[Entries taken from a collection]

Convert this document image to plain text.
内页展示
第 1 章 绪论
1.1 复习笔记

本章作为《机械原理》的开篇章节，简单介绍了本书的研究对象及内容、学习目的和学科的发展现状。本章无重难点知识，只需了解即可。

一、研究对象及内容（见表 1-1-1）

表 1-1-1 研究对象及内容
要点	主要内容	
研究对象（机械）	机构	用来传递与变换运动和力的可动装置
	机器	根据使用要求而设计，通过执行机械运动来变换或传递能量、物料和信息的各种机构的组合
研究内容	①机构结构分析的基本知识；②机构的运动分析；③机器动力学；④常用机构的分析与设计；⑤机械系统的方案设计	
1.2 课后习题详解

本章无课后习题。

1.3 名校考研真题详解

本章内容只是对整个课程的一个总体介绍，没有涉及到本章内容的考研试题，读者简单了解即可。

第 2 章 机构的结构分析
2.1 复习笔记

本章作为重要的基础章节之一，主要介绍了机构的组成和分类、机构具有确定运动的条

__SET TASK__
Output the records verbatim, from the first line to the last.

__EXPECTED OUTPUT__
Convert this document image to plain text.
内页展示
第 1 章 绪论
1.1 复习笔记

本章作为《机械原理》的开篇章节，简单介绍了本书的研究对象及内容、学习目的和学科的发展现状。本章无重难点知识，只需了解即可。

一、研究对象及内容（见表 1-1-1）

表 1-1-1 研究对象及内容
要点	主要内容	
研究对象（机械）	机构	用来传递与变换运动和力的可动装置
	机器	根据使用要求而设计，通过执行机械运动来变换或传递能量、物料和信息的各种机构的组合
研究内容	①机构结构分析的基本知识；②机构的运动分析；③机器动力学；④常用机构的分析与设计；⑤机械系统的方案设计	
1.2 课后习题详解

本章无课后习题。

1.3 名校考研真题详解

本章内容只是对整个课程的一个总体介绍，没有涉及到本章内容的考研试题，读者简单了解即可。

第 2 章 机构的结构分析
2.1 复习笔记

本章作为重要的基础章节之一，主要介绍了机构的组成和分类、机构具有确定运动的条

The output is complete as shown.